- The exercise
Check every line below for the word "tenetur" and copy each one that has it.

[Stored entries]
===============
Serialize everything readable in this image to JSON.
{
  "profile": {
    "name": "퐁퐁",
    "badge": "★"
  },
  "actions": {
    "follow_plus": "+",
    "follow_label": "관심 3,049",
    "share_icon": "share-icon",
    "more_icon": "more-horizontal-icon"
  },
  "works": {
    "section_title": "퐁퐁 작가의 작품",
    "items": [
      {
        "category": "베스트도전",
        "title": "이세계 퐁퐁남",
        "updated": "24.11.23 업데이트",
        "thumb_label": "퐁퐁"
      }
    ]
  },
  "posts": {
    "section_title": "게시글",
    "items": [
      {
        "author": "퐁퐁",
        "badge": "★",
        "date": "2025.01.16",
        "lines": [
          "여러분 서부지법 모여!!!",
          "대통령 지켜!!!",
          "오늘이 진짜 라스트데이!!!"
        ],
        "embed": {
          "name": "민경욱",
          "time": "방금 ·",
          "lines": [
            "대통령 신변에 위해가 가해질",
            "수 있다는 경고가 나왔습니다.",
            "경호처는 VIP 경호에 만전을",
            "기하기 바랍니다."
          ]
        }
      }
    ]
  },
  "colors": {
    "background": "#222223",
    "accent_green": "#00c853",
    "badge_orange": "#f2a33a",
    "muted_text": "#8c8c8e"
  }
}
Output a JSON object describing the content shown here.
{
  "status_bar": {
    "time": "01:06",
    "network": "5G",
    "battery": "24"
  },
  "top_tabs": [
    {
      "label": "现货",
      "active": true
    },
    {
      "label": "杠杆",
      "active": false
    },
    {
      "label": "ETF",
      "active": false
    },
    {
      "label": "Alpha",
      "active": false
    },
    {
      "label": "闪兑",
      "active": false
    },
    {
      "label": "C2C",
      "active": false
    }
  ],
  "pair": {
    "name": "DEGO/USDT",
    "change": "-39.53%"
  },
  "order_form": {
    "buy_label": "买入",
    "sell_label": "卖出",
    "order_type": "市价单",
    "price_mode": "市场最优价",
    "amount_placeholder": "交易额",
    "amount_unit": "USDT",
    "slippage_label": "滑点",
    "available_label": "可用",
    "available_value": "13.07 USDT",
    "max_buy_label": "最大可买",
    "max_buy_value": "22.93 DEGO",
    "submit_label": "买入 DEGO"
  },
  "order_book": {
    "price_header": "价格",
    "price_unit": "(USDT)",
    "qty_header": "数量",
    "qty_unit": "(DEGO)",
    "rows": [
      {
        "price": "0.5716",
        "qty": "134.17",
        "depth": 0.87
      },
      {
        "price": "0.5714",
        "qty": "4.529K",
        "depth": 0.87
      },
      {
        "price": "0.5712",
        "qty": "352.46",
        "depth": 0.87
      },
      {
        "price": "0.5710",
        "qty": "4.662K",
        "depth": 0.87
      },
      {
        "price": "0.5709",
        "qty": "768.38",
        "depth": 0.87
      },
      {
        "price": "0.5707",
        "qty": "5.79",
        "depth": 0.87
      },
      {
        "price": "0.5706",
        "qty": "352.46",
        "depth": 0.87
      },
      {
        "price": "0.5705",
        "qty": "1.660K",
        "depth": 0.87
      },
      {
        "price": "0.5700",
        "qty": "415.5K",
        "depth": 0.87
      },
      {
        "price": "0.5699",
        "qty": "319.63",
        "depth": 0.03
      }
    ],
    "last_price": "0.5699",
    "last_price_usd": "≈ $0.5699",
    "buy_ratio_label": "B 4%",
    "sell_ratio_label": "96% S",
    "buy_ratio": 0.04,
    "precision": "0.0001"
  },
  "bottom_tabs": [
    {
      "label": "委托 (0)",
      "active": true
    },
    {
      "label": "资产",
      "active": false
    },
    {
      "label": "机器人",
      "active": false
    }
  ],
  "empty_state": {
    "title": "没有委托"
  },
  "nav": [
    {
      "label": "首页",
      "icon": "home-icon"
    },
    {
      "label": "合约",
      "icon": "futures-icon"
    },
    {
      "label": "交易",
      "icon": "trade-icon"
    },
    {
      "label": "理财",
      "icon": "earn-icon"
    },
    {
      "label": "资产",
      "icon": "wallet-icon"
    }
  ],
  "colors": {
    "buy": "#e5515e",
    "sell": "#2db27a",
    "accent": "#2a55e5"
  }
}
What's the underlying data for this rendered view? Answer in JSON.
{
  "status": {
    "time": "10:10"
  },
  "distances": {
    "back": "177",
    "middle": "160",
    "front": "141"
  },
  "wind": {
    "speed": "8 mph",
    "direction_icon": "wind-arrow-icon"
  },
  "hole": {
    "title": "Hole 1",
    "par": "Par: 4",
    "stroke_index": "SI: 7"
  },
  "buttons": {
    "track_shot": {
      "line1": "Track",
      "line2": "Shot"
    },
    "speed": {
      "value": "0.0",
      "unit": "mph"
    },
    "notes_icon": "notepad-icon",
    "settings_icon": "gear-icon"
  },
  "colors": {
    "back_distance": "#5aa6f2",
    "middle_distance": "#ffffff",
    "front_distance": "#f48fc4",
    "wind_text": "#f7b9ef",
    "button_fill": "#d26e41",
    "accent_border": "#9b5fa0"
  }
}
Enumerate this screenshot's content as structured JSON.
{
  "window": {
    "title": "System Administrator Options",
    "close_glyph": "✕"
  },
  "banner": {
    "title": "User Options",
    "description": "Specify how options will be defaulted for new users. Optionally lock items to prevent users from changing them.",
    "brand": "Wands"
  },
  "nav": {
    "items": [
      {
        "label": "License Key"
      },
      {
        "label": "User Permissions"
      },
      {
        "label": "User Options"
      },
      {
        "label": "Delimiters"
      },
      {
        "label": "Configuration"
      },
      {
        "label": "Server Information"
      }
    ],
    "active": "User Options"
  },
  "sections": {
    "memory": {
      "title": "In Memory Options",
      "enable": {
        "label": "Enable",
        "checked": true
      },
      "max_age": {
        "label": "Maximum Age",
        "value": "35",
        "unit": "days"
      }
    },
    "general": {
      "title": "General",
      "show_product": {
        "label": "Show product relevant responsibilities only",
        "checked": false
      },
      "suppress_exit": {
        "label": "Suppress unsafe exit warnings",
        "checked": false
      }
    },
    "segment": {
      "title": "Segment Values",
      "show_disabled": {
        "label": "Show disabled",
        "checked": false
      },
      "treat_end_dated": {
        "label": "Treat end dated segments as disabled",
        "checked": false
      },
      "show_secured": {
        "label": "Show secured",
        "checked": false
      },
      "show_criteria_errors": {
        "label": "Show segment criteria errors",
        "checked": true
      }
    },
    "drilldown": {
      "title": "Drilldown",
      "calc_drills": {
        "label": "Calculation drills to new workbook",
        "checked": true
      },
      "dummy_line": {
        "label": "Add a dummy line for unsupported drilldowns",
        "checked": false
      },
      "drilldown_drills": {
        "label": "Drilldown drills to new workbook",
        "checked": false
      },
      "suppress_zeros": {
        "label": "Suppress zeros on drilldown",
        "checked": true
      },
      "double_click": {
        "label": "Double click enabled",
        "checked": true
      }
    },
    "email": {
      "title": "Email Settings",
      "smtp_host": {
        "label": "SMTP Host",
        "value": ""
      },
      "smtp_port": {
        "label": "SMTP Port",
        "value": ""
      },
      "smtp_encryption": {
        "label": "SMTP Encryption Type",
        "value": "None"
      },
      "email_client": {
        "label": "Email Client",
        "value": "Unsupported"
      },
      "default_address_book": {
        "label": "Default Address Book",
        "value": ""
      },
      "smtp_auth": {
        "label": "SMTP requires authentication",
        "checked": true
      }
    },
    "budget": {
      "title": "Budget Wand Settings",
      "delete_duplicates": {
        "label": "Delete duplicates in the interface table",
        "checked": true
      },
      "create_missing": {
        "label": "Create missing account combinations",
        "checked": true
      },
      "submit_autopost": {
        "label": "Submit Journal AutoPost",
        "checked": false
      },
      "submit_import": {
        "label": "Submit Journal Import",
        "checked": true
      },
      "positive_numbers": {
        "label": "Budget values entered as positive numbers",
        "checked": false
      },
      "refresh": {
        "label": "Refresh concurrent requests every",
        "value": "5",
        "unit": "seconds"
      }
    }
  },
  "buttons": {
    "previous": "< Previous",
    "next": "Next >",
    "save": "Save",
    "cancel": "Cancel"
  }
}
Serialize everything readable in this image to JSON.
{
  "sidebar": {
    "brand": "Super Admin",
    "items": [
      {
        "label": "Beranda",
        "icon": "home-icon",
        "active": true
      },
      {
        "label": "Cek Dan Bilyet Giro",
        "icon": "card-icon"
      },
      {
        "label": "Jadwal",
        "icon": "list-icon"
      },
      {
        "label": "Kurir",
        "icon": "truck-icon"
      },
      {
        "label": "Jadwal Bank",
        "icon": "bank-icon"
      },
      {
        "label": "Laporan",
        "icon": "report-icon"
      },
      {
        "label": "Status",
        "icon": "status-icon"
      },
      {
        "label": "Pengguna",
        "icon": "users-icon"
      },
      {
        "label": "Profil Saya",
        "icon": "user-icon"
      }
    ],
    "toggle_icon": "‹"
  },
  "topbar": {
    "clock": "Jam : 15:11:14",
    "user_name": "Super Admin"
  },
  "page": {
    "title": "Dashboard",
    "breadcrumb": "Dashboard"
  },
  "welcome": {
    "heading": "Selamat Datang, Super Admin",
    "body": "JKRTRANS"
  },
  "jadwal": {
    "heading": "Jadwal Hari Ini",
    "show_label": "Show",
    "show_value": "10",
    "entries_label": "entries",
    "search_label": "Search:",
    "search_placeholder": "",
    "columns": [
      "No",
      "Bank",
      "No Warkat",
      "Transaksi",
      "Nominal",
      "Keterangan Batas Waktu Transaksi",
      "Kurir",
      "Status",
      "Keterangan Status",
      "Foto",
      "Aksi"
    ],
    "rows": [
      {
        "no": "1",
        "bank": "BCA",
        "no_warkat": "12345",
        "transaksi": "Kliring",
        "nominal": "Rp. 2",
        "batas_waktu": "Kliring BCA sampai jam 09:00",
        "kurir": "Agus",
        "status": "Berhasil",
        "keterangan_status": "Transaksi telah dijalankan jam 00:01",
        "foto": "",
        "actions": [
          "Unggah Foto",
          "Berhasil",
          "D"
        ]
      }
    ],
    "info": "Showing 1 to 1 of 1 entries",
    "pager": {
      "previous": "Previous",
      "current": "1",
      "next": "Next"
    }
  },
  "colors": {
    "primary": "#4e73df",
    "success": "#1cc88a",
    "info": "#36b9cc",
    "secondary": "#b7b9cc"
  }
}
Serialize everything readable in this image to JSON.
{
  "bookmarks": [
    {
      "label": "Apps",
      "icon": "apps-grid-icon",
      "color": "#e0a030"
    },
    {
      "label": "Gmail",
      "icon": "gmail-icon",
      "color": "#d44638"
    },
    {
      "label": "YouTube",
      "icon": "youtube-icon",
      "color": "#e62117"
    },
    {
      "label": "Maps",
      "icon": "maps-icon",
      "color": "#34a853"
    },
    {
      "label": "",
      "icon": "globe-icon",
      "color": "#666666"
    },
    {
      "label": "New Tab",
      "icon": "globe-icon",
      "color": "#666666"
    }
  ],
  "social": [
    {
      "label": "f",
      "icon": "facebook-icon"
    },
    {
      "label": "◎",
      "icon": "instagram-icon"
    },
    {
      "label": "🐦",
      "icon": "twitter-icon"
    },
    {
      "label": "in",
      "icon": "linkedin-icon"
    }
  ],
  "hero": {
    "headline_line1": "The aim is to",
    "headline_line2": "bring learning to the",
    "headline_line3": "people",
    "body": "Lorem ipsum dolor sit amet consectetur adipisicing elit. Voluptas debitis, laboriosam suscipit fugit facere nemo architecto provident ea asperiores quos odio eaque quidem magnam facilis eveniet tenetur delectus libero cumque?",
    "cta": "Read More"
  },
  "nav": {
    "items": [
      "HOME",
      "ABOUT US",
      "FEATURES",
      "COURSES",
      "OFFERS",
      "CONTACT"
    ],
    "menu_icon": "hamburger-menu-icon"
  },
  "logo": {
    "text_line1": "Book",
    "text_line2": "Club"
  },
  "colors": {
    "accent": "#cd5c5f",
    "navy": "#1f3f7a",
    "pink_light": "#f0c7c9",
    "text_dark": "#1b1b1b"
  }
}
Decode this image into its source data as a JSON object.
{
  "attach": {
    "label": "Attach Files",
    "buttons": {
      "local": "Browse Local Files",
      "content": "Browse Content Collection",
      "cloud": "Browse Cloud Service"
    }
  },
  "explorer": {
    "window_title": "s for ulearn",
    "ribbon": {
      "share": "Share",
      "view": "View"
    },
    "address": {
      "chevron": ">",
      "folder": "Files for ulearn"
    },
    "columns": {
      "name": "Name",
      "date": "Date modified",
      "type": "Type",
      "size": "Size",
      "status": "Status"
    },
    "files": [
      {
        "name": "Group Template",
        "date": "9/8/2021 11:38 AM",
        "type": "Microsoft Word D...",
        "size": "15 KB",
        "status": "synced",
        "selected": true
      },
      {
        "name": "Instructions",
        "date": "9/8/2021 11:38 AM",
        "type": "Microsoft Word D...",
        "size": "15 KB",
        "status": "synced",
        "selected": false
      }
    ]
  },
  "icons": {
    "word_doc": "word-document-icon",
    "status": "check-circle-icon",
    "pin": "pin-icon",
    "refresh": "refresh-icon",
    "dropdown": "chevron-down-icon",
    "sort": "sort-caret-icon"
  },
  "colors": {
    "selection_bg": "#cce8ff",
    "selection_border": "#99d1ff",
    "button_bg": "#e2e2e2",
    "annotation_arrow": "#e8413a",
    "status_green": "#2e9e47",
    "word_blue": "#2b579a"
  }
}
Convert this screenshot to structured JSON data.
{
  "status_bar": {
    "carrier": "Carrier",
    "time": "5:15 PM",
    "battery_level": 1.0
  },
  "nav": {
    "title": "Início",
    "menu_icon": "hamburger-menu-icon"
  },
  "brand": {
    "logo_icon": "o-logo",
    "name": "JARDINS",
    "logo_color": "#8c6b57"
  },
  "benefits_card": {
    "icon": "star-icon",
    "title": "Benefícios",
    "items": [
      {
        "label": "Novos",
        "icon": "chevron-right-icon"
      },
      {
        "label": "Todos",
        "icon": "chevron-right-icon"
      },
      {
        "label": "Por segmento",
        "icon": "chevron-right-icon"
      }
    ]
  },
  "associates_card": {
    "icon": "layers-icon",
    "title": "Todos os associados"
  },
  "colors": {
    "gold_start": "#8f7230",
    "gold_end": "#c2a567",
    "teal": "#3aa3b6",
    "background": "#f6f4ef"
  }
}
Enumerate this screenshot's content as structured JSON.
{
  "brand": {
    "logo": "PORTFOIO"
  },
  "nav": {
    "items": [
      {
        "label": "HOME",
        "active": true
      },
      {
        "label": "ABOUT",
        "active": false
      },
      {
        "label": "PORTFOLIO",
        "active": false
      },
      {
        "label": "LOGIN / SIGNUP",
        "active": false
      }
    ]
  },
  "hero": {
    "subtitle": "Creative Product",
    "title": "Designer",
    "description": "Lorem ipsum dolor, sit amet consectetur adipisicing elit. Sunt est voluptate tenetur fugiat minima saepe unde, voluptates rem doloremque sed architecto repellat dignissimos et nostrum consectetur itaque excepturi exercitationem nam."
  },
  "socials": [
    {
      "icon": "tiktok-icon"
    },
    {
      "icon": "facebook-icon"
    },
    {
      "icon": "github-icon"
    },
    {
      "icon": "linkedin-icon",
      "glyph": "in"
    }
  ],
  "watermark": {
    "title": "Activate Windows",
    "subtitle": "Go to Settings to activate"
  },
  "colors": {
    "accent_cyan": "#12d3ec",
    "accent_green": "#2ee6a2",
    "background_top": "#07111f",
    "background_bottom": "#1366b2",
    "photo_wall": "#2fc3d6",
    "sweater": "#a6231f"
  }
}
===============
- The result
    "body": "Lorem ipsum dolor sit amet consectetur adipisicing elit. Voluptas debitis, laboriosam suscipit fugit facere nemo architecto provident ea asperiores quos odio eaque quidem magnam facilis eveniet tenetur delectus libero cumque?",
    "description": "Lorem ipsum dolor, sit amet consectetur adipisicing elit. Sunt est voluptate tenetur fugiat minima saepe unde, voluptates rem doloremque sed architecto repellat dignissimos et nostrum consectetur itaque excepturi exercitationem nam."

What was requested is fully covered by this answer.